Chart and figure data
==*==
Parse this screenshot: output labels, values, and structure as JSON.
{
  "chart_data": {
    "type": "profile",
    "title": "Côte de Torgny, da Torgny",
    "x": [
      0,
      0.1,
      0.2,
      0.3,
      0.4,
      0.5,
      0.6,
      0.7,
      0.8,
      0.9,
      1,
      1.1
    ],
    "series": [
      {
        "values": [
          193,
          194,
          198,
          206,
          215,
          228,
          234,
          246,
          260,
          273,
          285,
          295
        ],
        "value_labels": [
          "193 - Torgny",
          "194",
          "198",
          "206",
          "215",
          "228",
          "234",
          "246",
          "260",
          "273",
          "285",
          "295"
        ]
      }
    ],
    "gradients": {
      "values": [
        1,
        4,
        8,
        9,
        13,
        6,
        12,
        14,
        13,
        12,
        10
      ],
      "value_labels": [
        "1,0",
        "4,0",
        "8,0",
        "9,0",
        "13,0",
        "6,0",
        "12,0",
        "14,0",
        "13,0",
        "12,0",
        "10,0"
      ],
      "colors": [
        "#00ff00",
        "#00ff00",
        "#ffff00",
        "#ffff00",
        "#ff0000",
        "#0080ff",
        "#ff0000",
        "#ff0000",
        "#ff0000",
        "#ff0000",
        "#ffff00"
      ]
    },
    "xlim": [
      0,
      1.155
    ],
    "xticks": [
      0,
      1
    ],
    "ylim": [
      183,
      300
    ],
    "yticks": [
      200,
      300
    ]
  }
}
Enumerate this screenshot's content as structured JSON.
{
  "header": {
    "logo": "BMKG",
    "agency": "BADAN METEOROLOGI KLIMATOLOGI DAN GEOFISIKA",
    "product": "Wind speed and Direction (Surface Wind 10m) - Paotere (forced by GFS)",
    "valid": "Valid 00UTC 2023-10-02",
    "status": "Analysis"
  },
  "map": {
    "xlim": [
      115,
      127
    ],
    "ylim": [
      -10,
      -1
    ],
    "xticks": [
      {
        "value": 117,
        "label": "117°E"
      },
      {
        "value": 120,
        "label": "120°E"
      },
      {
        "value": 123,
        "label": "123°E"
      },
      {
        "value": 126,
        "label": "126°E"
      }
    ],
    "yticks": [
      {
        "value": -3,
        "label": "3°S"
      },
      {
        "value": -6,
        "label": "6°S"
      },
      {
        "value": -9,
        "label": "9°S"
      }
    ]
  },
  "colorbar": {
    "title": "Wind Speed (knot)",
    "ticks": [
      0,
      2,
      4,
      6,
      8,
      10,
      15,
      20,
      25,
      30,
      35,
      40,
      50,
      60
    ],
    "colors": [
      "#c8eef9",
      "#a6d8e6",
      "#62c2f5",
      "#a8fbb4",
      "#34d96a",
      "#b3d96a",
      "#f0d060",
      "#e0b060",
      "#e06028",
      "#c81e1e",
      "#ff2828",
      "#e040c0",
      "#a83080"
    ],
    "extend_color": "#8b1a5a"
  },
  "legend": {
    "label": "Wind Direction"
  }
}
==*==
§ EXERCISE REQUIREMENTS
Return every line exactly.

§ ANSWER TO THE EXERCISE
Parse this screenshot: output labels, values, and structure as JSON.
{
  "chart_data": {
    "type": "profile",
    "title": "Côte de Torgny, da Torgny",
    "x": [
      0,
      0.1,
      0.2,
      0.3,
      0.4,
      0.5,
      0.6,
      0.7,
      0.8,
      0.9,
      1,
      1.1
    ],
    "series": [
      {
        "values": [
          193,
          194,
          198,
          206,
          215,
          228,
          234,
          246,
          260,
          273,
          285,
          295
        ],
        "value_labels": [
          "193 - Torgny",
          "194",
          "198",
          "206",
          "215",
          "228",
          "234",
          "246",
          "260",
          "273",
          "285",
          "295"
        ]
      }
    ],
    "gradients": {
      "values": [
        1,
        4,
        8,
        9,
        13,
        6,
        12,
        14,
        13,
        12,
        10
      ],
      "value_labels": [
        "1,0",
        "4,0",
        "8,0",
        "9,0",
        "13,0",
        "6,0",
        "12,0",
        "14,0",
        "13,0",
        "12,0",
        "10,0"
      ],
      "colors": [
        "#00ff00",
        "#00ff00",
        "#ffff00",
        "#ffff00",
        "#ff0000",
        "#0080ff",
        "#ff0000",
        "#ff0000",
        "#ff0000",
        "#ff0000",
        "#ffff00"
      ]
    },
    "xlim": [
      0,
      1.155
    ],
    "xticks": [
      0,
      1
    ],
    "ylim": [
      183,
      300
    ],
    "yticks": [
      200,
      300
    ]
  }
}
Enumerate this screenshot's content as structured JSON.
{
  "header": {
    "logo": "BMKG",
    "agency": "BADAN METEOROLOGI KLIMATOLOGI DAN GEOFISIKA",
    "product": "Wind speed and Direction (Surface Wind 10m) - Paotere (forced by GFS)",
    "valid": "Valid 00UTC 2023-10-02",
    "status": "Analysis"
  },
  "map": {
    "xlim": [
      115,
      127
    ],
    "ylim": [
      -10,
      -1
    ],
    "xticks": [
      {
        "value": 117,
        "label": "117°E"
      },
      {
        "value": 120,
        "label": "120°E"
      },
      {
        "value": 123,
        "label": "123°E"
      },
      {
        "value": 126,
        "label": "126°E"
      }
    ],
    "yticks": [
      {
        "value": -3,
        "label": "3°S"
      },
      {
        "value": -6,
        "label": "6°S"
      },
      {
        "value": -9,
        "label": "9°S"
      }
    ]
  },
  "colorbar": {
    "title": "Wind Speed (knot)",
    "ticks": [
      0,
      2,
      4,
      6,
      8,
      10,
      15,
      20,
      25,
      30,
      35,
      40,
      50,
      60
    ],
    "colors": [
      "#c8eef9",
      "#a6d8e6",
      "#62c2f5",
      "#a8fbb4",
      "#34d96a",
      "#b3d96a",
      "#f0d060",
      "#e0b060",
      "#e06028",
      "#c81e1e",
      "#ff2828",
      "#e040c0",
      "#a83080"
    ],
    "extend_color": "#8b1a5a"
  },
  "legend": {
    "label": "Wind Direction"
  }
}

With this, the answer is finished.